# Records for the task
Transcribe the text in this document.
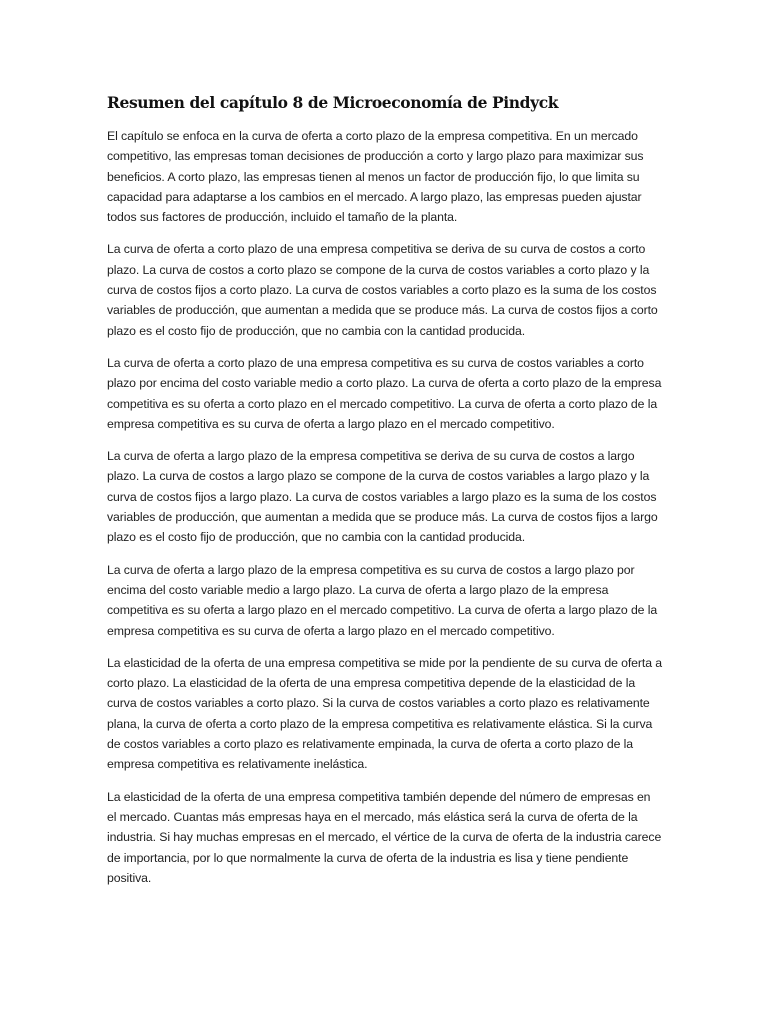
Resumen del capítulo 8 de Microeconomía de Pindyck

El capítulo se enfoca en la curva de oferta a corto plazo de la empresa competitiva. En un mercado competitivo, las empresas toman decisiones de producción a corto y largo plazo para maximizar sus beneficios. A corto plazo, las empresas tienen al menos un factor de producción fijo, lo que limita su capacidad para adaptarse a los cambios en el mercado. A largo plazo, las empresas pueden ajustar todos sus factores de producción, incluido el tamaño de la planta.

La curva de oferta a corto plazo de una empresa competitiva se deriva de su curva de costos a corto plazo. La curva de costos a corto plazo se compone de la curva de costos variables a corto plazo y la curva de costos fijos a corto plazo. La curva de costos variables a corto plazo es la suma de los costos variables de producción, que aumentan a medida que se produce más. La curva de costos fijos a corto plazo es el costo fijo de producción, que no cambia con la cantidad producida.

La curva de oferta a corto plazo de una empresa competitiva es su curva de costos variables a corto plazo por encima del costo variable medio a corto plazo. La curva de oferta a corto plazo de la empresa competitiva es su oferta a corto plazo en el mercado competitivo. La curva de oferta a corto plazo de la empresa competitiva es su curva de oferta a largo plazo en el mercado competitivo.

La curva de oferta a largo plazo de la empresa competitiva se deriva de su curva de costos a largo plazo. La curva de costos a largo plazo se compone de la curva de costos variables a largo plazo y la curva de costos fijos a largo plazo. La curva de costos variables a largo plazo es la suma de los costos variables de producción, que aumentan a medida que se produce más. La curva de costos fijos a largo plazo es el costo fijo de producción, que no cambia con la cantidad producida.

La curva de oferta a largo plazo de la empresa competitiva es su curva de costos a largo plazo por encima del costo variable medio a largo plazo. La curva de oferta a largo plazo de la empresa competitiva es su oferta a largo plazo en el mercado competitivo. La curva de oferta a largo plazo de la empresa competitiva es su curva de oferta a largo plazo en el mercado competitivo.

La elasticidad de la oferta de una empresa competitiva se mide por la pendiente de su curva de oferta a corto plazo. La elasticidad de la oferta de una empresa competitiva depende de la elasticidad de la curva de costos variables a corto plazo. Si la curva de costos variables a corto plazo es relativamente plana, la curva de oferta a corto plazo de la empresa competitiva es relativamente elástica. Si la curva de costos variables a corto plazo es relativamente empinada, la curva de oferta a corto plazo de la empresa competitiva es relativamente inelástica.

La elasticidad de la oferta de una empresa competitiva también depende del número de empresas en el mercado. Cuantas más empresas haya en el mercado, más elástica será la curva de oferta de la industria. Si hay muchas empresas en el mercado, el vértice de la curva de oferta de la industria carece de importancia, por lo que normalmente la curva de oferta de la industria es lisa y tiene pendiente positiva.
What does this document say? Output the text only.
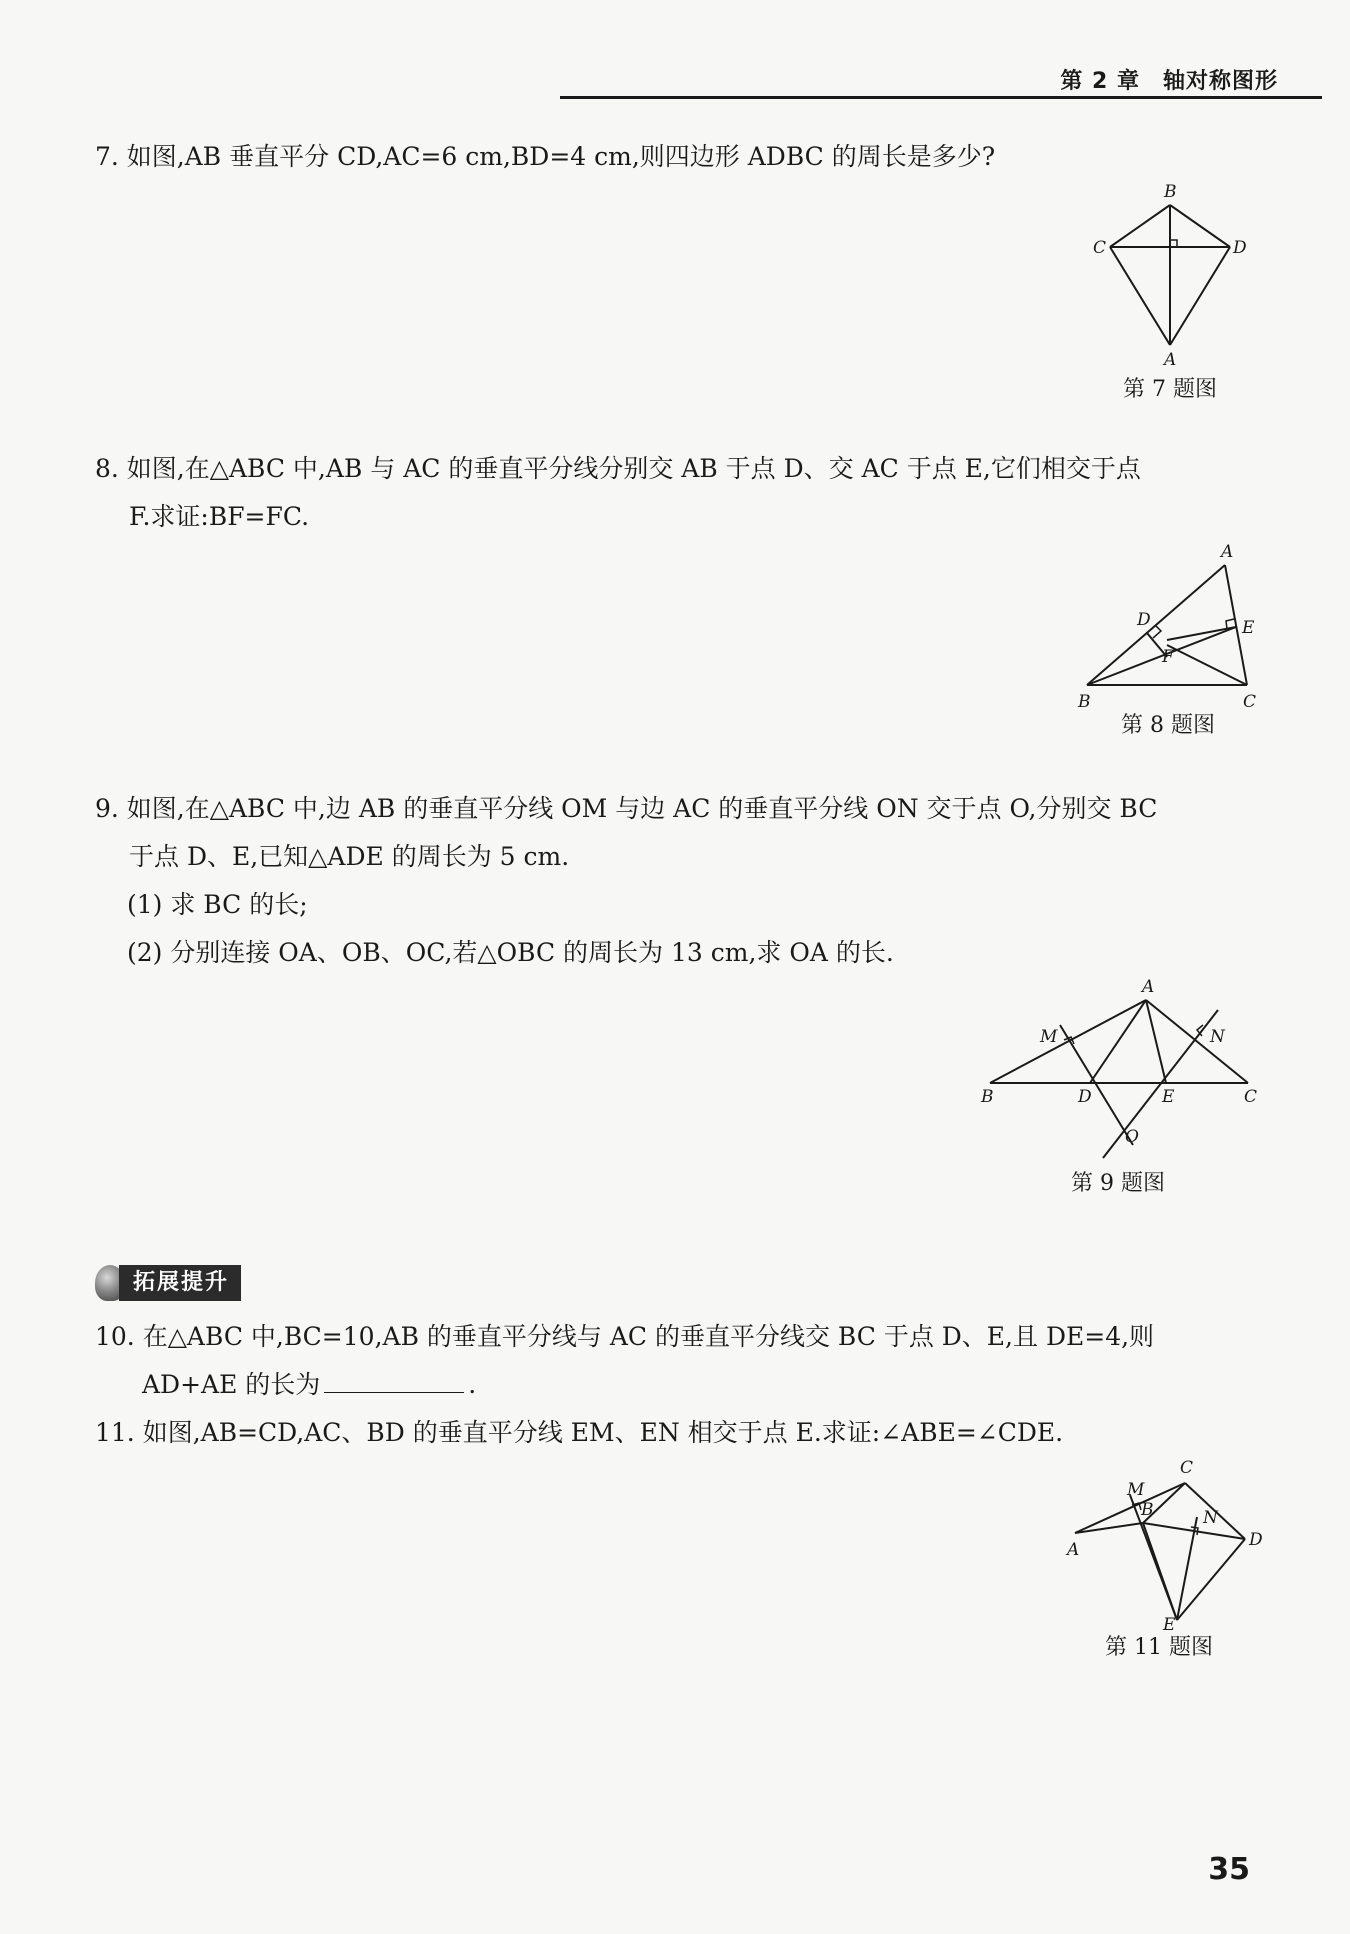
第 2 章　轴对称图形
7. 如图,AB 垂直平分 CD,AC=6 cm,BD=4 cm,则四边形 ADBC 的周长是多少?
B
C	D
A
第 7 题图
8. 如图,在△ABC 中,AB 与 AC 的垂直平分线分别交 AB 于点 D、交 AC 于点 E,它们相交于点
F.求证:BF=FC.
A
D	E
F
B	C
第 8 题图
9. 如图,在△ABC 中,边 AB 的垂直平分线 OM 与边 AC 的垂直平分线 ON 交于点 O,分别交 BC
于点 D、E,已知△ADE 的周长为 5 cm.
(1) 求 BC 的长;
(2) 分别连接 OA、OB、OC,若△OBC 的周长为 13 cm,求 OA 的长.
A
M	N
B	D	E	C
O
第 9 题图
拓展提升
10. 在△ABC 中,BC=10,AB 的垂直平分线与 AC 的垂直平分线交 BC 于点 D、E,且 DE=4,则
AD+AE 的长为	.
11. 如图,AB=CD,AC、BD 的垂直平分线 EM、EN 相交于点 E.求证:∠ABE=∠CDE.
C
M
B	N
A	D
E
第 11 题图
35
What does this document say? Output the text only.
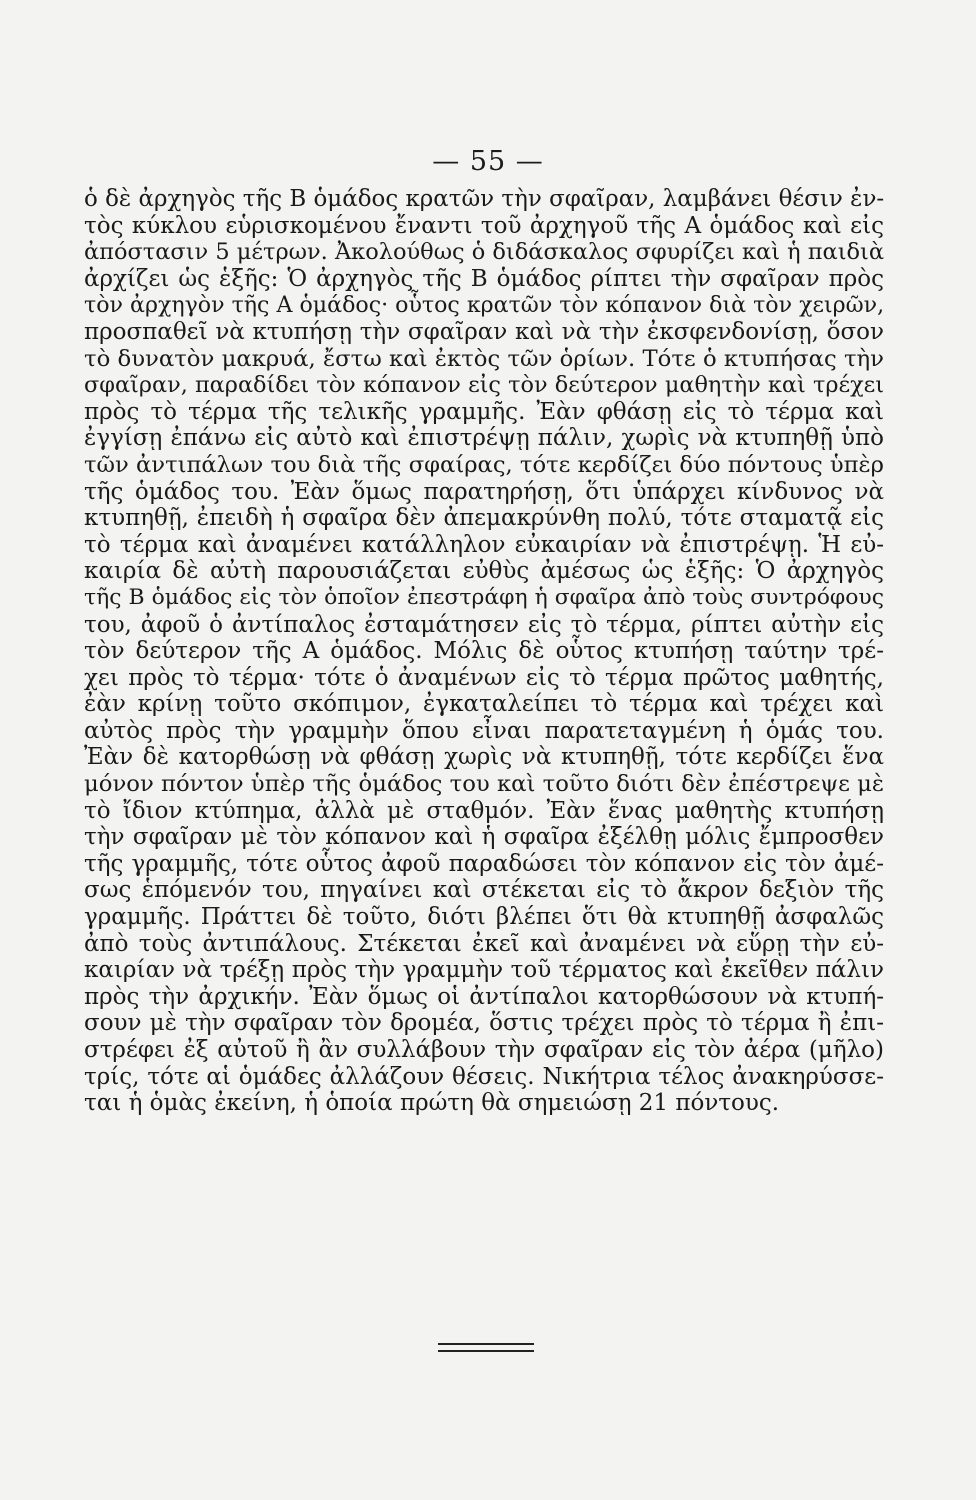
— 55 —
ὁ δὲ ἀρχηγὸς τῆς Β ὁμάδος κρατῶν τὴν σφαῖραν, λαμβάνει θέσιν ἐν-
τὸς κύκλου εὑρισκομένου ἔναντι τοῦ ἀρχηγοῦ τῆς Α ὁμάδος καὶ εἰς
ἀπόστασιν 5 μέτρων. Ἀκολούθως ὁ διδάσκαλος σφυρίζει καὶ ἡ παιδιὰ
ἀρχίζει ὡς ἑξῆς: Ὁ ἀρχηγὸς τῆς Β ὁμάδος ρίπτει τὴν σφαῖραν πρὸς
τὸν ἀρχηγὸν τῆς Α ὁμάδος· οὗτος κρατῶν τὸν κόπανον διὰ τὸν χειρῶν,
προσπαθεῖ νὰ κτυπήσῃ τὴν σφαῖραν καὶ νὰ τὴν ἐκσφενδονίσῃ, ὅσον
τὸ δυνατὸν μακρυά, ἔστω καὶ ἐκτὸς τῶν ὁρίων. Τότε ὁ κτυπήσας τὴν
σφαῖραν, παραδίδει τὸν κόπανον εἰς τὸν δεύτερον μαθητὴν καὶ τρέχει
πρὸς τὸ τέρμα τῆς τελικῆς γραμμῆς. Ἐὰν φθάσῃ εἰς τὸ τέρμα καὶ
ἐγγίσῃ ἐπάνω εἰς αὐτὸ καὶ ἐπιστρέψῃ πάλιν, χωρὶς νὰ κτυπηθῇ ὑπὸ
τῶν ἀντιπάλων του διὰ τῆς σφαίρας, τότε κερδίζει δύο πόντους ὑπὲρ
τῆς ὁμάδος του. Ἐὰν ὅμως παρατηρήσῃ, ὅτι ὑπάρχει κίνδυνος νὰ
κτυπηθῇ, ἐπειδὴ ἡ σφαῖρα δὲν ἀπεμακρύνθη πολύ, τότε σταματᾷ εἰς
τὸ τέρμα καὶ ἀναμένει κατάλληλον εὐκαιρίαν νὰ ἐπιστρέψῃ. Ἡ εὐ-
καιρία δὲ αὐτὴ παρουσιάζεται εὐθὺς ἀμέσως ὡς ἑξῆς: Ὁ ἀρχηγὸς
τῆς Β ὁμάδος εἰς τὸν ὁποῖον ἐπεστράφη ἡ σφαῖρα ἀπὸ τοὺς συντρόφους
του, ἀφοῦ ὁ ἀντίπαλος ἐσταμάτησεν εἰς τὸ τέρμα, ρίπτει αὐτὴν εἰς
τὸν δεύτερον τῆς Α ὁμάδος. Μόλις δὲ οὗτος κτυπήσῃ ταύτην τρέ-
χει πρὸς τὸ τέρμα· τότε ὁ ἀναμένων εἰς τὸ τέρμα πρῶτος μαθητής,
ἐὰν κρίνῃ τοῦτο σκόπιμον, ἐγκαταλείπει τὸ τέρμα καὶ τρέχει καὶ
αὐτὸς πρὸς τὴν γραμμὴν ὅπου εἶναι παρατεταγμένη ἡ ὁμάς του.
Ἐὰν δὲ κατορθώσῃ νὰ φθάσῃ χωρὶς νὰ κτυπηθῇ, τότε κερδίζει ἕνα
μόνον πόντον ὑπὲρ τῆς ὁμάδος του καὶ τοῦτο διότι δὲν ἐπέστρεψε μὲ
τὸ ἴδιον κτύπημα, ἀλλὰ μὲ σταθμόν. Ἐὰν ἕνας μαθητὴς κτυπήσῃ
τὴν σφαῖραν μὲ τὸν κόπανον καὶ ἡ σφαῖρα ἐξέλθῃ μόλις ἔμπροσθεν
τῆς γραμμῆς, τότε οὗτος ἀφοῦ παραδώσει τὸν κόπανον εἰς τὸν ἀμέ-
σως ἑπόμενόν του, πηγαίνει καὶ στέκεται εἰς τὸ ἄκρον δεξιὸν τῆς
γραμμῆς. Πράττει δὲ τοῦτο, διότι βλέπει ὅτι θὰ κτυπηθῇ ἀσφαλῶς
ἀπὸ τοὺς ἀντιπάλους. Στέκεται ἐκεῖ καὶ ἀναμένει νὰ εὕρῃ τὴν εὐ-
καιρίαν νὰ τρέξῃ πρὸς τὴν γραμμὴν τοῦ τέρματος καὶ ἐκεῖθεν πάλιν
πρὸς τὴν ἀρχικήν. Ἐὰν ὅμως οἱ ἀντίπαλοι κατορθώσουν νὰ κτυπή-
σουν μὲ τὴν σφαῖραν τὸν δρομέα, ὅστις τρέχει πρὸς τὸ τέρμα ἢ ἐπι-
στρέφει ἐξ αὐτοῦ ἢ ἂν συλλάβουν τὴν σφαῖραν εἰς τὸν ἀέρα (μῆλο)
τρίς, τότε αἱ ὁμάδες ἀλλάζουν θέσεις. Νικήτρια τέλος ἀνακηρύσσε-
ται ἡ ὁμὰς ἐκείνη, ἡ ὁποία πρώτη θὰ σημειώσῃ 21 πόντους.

# Task prompt
Of the lines above, copy each that contains "ἑξῆς".

# Answer below
ἀρχίζει ὡς ἑξῆς: Ὁ ἀρχηγὸς τῆς Β ὁμάδος ρίπτει τὴν σφαῖραν πρὸς
καιρία δὲ αὐτὴ παρουσιάζεται εὐθὺς ἀμέσως ὡς ἑξῆς: Ὁ ἀρχηγὸς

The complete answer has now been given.